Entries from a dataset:
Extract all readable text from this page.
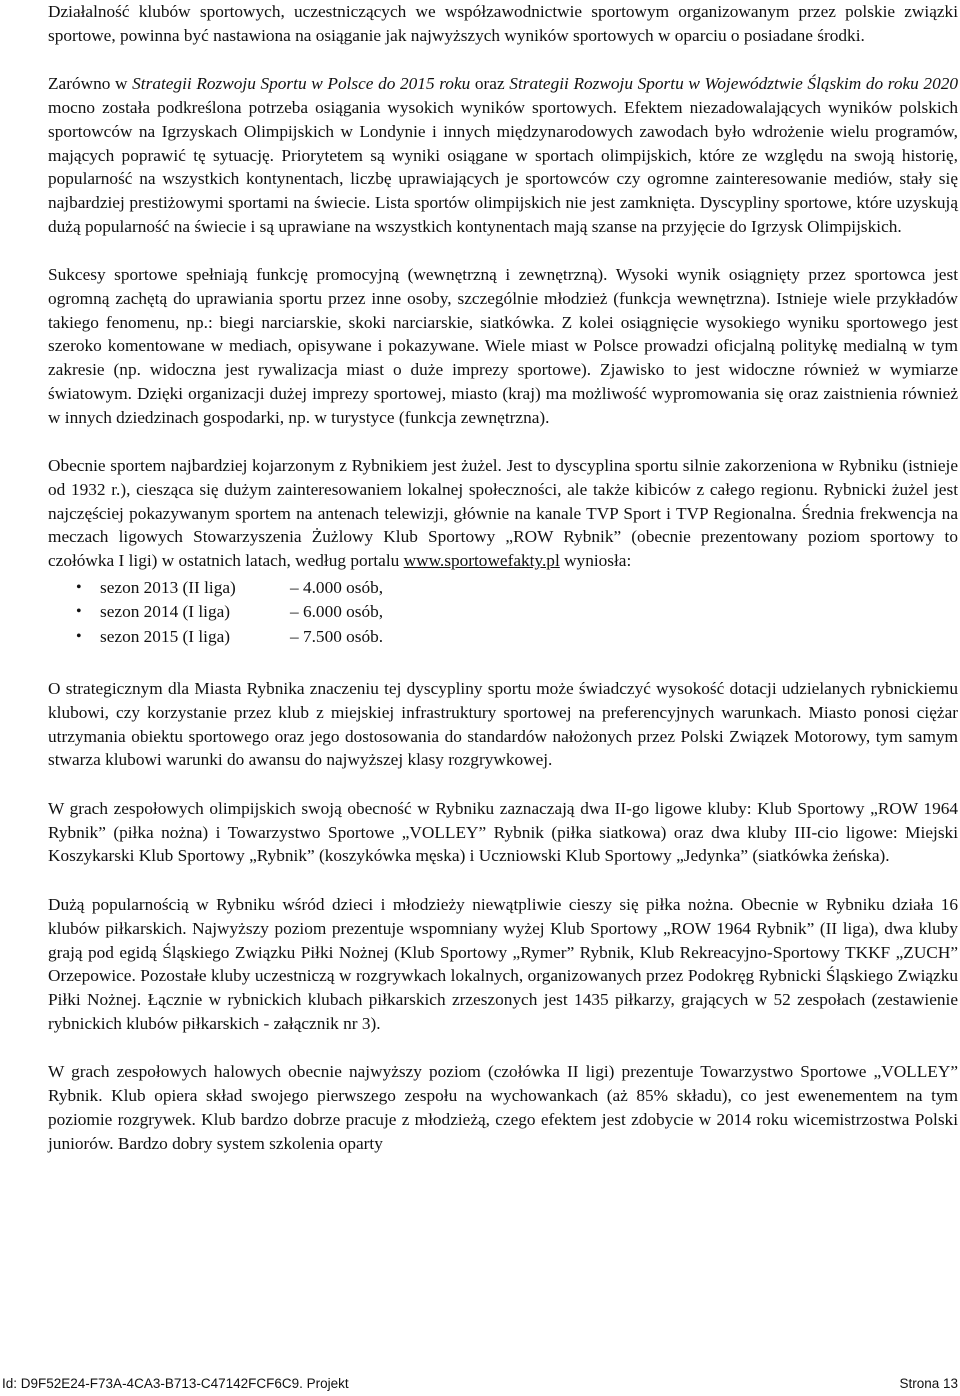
Działalność klubów sportowych, uczestniczących we współzawodnictwie sportowym organizowanym przez polskie związki sportowe, powinna być nastawiona na osiąganie jak najwyższych wyników sportowych w oparciu o posiadane środki.

Zarówno w Strategii Rozwoju Sportu w Polsce do 2015 roku oraz Strategii Rozwoju Sportu w Województwie Śląskim do roku 2020 mocno została podkreślona potrzeba osiągania wysokich wyników sportowych. Efektem niezadowalających wyników polskich sportowców na Igrzyskach Olimpijskich w Londynie i innych międzynarodowych zawodach było wdrożenie wielu programów, mających poprawić tę sytuację. Priorytetem są wyniki osiągane w sportach olimpijskich, które ze względu na swoją historię, popularność na wszystkich kontynentach, liczbę uprawiających je sportowców czy ogromne zainteresowanie mediów, stały się najbardziej prestiżowymi sportami na świecie. Lista sportów olimpijskich nie jest zamknięta. Dyscypliny sportowe, które uzyskują dużą popularność na świecie i są uprawiane na wszystkich kontynentach mają szanse na przyjęcie do Igrzysk Olimpijskich.

Sukcesy sportowe spełniają funkcję promocyjną (wewnętrzną i zewnętrzną). Wysoki wynik osiągnięty przez sportowca jest ogromną zachętą do uprawiania sportu przez inne osoby, szczególnie młodzież (funkcja wewnętrzna). Istnieje wiele przykładów takiego fenomenu, np.: biegi narciarskie, skoki narciarskie, siatkówka. Z kolei osiągnięcie wysokiego wyniku sportowego jest szeroko komentowane w mediach, opisywane i pokazywane. Wiele miast w Polsce prowadzi oficjalną politykę medialną w tym zakresie (np. widoczna jest rywalizacja miast o duże imprezy sportowe). Zjawisko to jest widoczne również w wymiarze światowym. Dzięki organizacji dużej imprezy sportowej, miasto (kraj) ma możliwość wypromowania się oraz zaistnienia również w innych dziedzinach gospodarki, np. w turystyce (funkcja zewnętrzna).

Obecnie sportem najbardziej kojarzonym z Rybnikiem jest żużel. Jest to dyscyplina sportu silnie zakorzeniona w Rybniku (istnieje od 1932 r.), ciesząca się dużym zainteresowaniem lokalnej społeczności, ale także kibiców z całego regionu. Rybnicki żużel jest najczęściej pokazywanym sportem na antenach telewizji, głównie na kanale TVP Sport i TVP Regionalna. Średnia frekwencja na meczach ligowych Stowarzyszenia Żużlowy Klub Sportowy „ROW Rybnik” (obecnie prezentowany poziom sportowy to czołówka I ligi) w ostatnich latach, według portalu www.sportowefakty.pl wyniosła:

• sezon 2013 (II liga)	– 4.000 osób,
• sezon 2014 (I liga)	– 6.000 osób,
• sezon 2015 (I liga)	– 7.500 osób.

O strategicznym dla Miasta Rybnika znaczeniu tej dyscypliny sportu może świadczyć wysokość dotacji udzielanych rybnickiemu klubowi, czy korzystanie przez klub z miejskiej infrastruktury sportowej na preferencyjnych warunkach. Miasto ponosi ciężar utrzymania obiektu sportowego oraz jego dostosowania do standardów nałożonych przez Polski Związek Motorowy, tym samym stwarza klubowi warunki do awansu do najwyższej klasy rozgrywkowej.

W grach zespołowych olimpijskich swoją obecność w Rybniku zaznaczają dwa II-go ligowe kluby: Klub Sportowy „ROW 1964 Rybnik” (piłka nożna) i Towarzystwo Sportowe „VOLLEY” Rybnik (piłka siatkowa) oraz dwa kluby III-cio ligowe: Miejski Koszykarski Klub Sportowy „Rybnik” (koszykówka męska) i Uczniowski Klub Sportowy „Jedynka” (siatkówka żeńska).

Dużą popularnością w Rybniku wśród dzieci i młodzieży niewątpliwie cieszy się piłka nożna. Obecnie w Rybniku działa 16 klubów piłkarskich. Najwyższy poziom prezentuje wspomniany wyżej Klub Sportowy „ROW 1964 Rybnik” (II liga), dwa kluby grają pod egidą Śląskiego Związku Piłki Nożnej (Klub Sportowy „Rymer” Rybnik, Klub Rekreacyjno-Sportowy TKKF „ZUCH” Orzepowice. Pozostałe kluby uczestniczą w rozgrywkach lokalnych, organizowanych przez Podokręg Rybnicki Śląskiego Związku Piłki Nożnej. Łącznie w rybnickich klubach piłkarskich zrzeszonych jest 1435 piłkarzy, grających w 52 zespołach (zestawienie rybnickich klubów piłkarskich - załącznik nr 3).

W grach zespołowych halowych obecnie najwyższy poziom (czołówka II ligi) prezentuje Towarzystwo Sportowe „VOLLEY” Rybnik. Klub opiera skład swojego pierwszego zespołu na wychowankach (aż 85% składu), co jest ewenementem na tym poziomie rozgrywek. Klub bardzo dobrze pracuje z młodzieżą, czego efektem jest zdobycie w 2014 roku wicemistrzostwa Polski juniorów. Bardzo dobry system szkolenia oparty

Id: D9F52E24-F73A-4CA3-B713-C47142FCF6C9. Projekt	Strona 13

Problem to solve:
Which lines contain "sezon"? Copy each of them out.

Result:
• sezon 2013 (II liga)	– 4.000 osób,
• sezon 2014 (I liga)	– 6.000 osób,
• sezon 2015 (I liga)	– 7.500 osób.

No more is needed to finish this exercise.